→ **Problem description**
Reproduce the material in full, exactly as written.

→ **Data for the task**
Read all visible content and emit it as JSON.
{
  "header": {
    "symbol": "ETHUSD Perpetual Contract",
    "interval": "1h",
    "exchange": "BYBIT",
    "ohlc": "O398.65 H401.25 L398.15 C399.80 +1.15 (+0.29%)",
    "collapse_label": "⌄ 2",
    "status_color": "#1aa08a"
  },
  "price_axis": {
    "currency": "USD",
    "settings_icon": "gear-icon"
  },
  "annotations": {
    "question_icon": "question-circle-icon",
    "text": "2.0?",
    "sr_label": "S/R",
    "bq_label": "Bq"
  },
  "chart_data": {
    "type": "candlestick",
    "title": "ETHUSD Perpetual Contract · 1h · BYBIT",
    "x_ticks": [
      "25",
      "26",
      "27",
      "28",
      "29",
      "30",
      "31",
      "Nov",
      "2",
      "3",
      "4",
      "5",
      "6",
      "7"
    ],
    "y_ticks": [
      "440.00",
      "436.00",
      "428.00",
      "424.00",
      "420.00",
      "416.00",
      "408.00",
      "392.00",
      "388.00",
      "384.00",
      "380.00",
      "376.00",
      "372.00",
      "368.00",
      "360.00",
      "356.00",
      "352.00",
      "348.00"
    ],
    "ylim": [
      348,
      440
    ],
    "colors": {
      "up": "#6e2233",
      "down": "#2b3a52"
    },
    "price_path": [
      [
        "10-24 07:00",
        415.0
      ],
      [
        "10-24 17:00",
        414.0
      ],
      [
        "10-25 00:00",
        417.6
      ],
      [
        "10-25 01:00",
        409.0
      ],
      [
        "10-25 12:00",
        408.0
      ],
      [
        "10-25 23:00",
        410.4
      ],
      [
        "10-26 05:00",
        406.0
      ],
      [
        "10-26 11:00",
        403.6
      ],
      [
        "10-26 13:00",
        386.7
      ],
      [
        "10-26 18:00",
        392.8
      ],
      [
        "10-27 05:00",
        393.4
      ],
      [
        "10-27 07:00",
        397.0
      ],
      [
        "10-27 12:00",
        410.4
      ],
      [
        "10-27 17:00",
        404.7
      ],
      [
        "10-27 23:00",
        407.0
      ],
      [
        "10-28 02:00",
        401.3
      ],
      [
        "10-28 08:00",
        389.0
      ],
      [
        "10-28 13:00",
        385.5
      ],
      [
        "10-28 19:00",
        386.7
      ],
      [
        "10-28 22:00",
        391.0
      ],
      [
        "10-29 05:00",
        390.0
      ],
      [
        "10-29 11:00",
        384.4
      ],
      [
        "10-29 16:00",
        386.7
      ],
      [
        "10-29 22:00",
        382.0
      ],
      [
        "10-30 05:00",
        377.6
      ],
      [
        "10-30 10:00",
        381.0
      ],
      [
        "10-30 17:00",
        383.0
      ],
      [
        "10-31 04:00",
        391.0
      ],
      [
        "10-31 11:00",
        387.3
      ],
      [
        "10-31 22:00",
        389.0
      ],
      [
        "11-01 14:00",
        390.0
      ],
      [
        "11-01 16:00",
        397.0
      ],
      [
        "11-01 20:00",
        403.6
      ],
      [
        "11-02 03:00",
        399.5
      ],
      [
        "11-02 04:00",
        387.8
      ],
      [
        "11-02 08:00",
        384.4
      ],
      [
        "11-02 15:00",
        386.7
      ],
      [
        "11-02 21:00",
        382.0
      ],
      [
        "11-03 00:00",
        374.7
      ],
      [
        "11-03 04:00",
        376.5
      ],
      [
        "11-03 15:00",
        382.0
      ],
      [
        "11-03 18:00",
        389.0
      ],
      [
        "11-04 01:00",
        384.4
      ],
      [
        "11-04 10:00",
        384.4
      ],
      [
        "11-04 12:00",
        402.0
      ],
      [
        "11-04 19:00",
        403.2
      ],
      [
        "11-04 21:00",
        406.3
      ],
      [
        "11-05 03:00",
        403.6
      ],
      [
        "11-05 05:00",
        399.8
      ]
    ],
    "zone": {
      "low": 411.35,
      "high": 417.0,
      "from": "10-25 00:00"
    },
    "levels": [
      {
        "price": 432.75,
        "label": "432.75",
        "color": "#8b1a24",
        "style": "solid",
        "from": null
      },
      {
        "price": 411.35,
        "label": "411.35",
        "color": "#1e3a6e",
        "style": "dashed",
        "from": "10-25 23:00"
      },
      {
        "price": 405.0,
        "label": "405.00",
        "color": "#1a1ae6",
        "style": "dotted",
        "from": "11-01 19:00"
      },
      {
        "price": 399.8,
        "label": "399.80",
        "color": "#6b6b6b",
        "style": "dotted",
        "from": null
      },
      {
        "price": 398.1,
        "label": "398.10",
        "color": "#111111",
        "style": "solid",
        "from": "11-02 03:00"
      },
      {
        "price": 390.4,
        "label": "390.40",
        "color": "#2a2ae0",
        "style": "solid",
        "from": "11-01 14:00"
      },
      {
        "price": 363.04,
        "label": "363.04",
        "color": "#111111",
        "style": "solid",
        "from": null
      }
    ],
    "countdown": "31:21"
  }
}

→ **Task result**
Read all visible content and emit it as JSON.
{
  "header": {
    "symbol": "ETHUSD Perpetual Contract",
    "interval": "1h",
    "exchange": "BYBIT",
    "ohlc": "O398.65 H401.25 L398.15 C399.80 +1.15 (+0.29%)",
    "collapse_label": "⌄ 2",
    "status_color": "#1aa08a"
  },
  "price_axis": {
    "currency": "USD",
    "settings_icon": "gear-icon"
  },
  "annotations": {
    "question_icon": "question-circle-icon",
    "text": "2.0?",
    "sr_label": "S/R",
    "bq_label": "Bq"
  },
  "chart_data": {
    "type": "candlestick",
    "title": "ETHUSD Perpetual Contract · 1h · BYBIT",
    "x_ticks": [
      "25",
      "26",
      "27",
      "28",
      "29",
      "30",
      "31",
      "Nov",
      "2",
      "3",
      "4",
      "5",
      "6",
      "7"
    ],
    "y_ticks": [
      "440.00",
      "436.00",
      "428.00",
      "424.00",
      "420.00",
      "416.00",
      "408.00",
      "392.00",
      "388.00",
      "384.00",
      "380.00",
      "376.00",
      "372.00",
      "368.00",
      "360.00",
      "356.00",
      "352.00",
      "348.00"
    ],
    "ylim": [
      348,
      440
    ],
    "colors": {
      "up": "#6e2233",
      "down": "#2b3a52"
    },
    "price_path": [
      [
        "10-24 07:00",
        415.0
      ],
      [
        "10-24 17:00",
        414.0
      ],
      [
        "10-25 00:00",
        417.6
      ],
      [
        "10-25 01:00",
        409.0
      ],
      [
        "10-25 12:00",
        408.0
      ],
      [
        "10-25 23:00",
        410.4
      ],
      [
        "10-26 05:00",
        406.0
      ],
      [
        "10-26 11:00",
        403.6
      ],
      [
        "10-26 13:00",
        386.7
      ],
      [
        "10-26 18:00",
        392.8
      ],
      [
        "10-27 05:00",
        393.4
      ],
      [
        "10-27 07:00",
        397.0
      ],
      [
        "10-27 12:00",
        410.4
      ],
      [
        "10-27 17:00",
        404.7
      ],
      [
        "10-27 23:00",
        407.0
      ],
      [
        "10-28 02:00",
        401.3
      ],
      [
        "10-28 08:00",
        389.0
      ],
      [
        "10-28 13:00",
        385.5
      ],
      [
        "10-28 19:00",
        386.7
      ],
      [
        "10-28 22:00",
        391.0
      ],
      [
        "10-29 05:00",
        390.0
      ],
      [
        "10-29 11:00",
        384.4
      ],
      [
        "10-29 16:00",
        386.7
      ],
      [
        "10-29 22:00",
        382.0
      ],
      [
        "10-30 05:00",
        377.6
      ],
      [
        "10-30 10:00",
        381.0
      ],
      [
        "10-30 17:00",
        383.0
      ],
      [
        "10-31 04:00",
        391.0
      ],
      [
        "10-31 11:00",
        387.3
      ],
      [
        "10-31 22:00",
        389.0
      ],
      [
        "11-01 14:00",
        390.0
      ],
      [
        "11-01 16:00",
        397.0
      ],
      [
        "11-01 20:00",
        403.6
      ],
      [
        "11-02 03:00",
        399.5
      ],
      [
        "11-02 04:00",
        387.8
      ],
      [
        "11-02 08:00",
        384.4
      ],
      [
        "11-02 15:00",
        386.7
      ],
      [
        "11-02 21:00",
        382.0
      ],
      [
        "11-03 00:00",
        374.7
      ],
      [
        "11-03 04:00",
        376.5
      ],
      [
        "11-03 15:00",
        382.0
      ],
      [
        "11-03 18:00",
        389.0
      ],
      [
        "11-04 01:00",
        384.4
      ],
      [
        "11-04 10:00",
        384.4
      ],
      [
        "11-04 12:00",
        402.0
      ],
      [
        "11-04 19:00",
        403.2
      ],
      [
        "11-04 21:00",
        406.3
      ],
      [
        "11-05 03:00",
        403.6
      ],
      [
        "11-05 05:00",
        399.8
      ]
    ],
    "zone": {
      "low": 411.35,
      "high": 417.0,
      "from": "10-25 00:00"
    },
    "levels": [
      {
        "price": 432.75,
        "label": "432.75",
        "color": "#8b1a24",
        "style": "solid",
        "from": null
      },
      {
        "price": 411.35,
        "label": "411.35",
        "color": "#1e3a6e",
        "style": "dashed",
        "from": "10-25 23:00"
      },
      {
        "price": 405.0,
        "label": "405.00",
        "color": "#1a1ae6",
        "style": "dotted",
        "from": "11-01 19:00"
      },
      {
        "price": 399.8,
        "label": "399.80",
        "color": "#6b6b6b",
        "style": "dotted",
        "from": null
      },
      {
        "price": 398.1,
        "label": "398.10",
        "color": "#111111",
        "style": "solid",
        "from": "11-02 03:00"
      },
      {
        "price": 390.4,
        "label": "390.40",
        "color": "#2a2ae0",
        "style": "solid",
        "from": "11-01 14:00"
      },
      {
        "price": 363.04,
        "label": "363.04",
        "color": "#111111",
        "style": "solid",
        "from": null
      }
    ],
    "countdown": "31:21"
  }
}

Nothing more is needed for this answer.